= Records from a dataset =
========================================================================

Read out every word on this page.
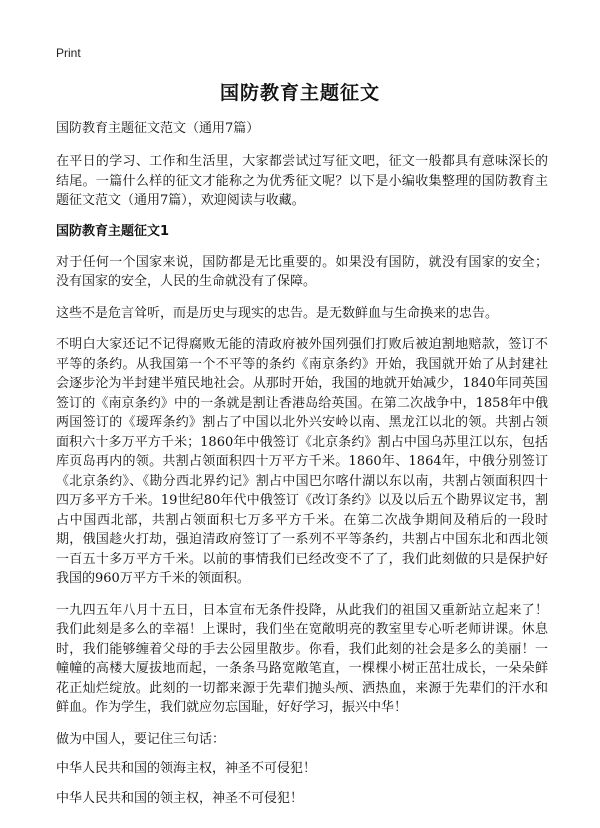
Print
国防教育主题征文

国防教育主题征文范文（通用7篇）

在平日的学习、工作和生活里，大家都尝试过写征文吧，征文一般都具有意味深长的结尾。一篇什么样的征文才能称之为优秀征文呢？以下是小编收集整理的国防教育主题征文范文（通用7篇），欢迎阅读与收藏。

国防教育主题征文1

对于任何一个国家来说，国防都是无比重要的。如果没有国防，就没有国家的安全；没有国家的安全，人民的生命就没有了保障。

这些不是危言耸听，而是历史与现实的忠告。是无数鲜血与生命换来的忠告。

不明白大家还记不记得腐败无能的清政府被外国列强们打败后被迫割地赔款，签订不平等的条约。从我国第一个不平等的条约《南京条约》开始，我国就开始了从封建社会逐步沦为半封建半殖民地社会。从那时开始，我国的地就开始减少，1840年同英国签订的《南京条约》中的一条就是割让香港岛给英国。在第二次战争中，1858年中俄两国签订的《瑷珲条约》割占了中国以北外兴安岭以南、黑龙江以北的领。共割占领面积六十多万平方千米；1860年中俄签订《北京条约》割占中国乌苏里江以东，包括库页岛再内的领。共割占领面积四十万平方千米。1860年、1864年，中俄分别签订《北京条约》、《勘分西北界约记》割占中国巴尔喀什湖以东以南，共割占领面积四十四万多平方千米。19世纪80年代中俄签订《改订条约》以及以后五个勘界议定书，割占中国西北部，共割占领面积七万多平方千米。在第二次战争期间及稍后的一段时期，俄国趁火打劫，强迫清政府签订了一系列不平等条约，共割占中国东北和西北领一百五十多万平方千米。以前的事情我们已经改变不了了，我们此刻做的只是保护好我国的960万平方千米的领面积。

一九四五年八月十五日，日本宣布无条件投降，从此我们的祖国又重新站立起来了！我们此刻是多么的幸福！上课时，我们坐在宽敞明亮的教室里专心听老师讲课。休息时，我们能够缠着父母的手去公园里散步。你看，我们此刻的社会是多么的美丽！一幢幢的高楼大厦拔地而起，一条条马路宽敞笔直，一棵棵小树正茁壮成长，一朵朵鲜花正灿烂绽放。此刻的一切都来源于先辈们抛头颅、洒热血，来源于先辈们的汗水和鲜血。作为学生，我们就应勿忘国耻，好好学习，振兴中华！

做为中国人，要记住三句话：

中华人民共和国的领海主权，神圣不可侵犯！

中华人民共和国的领主权，神圣不可侵犯！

========================================================================

= TASK DIRECTIONS =
A number is the only answer here: how many lines of the material above contain "神圣不可侵犯"?

= ANSWER TO THIS PROBLEM =
2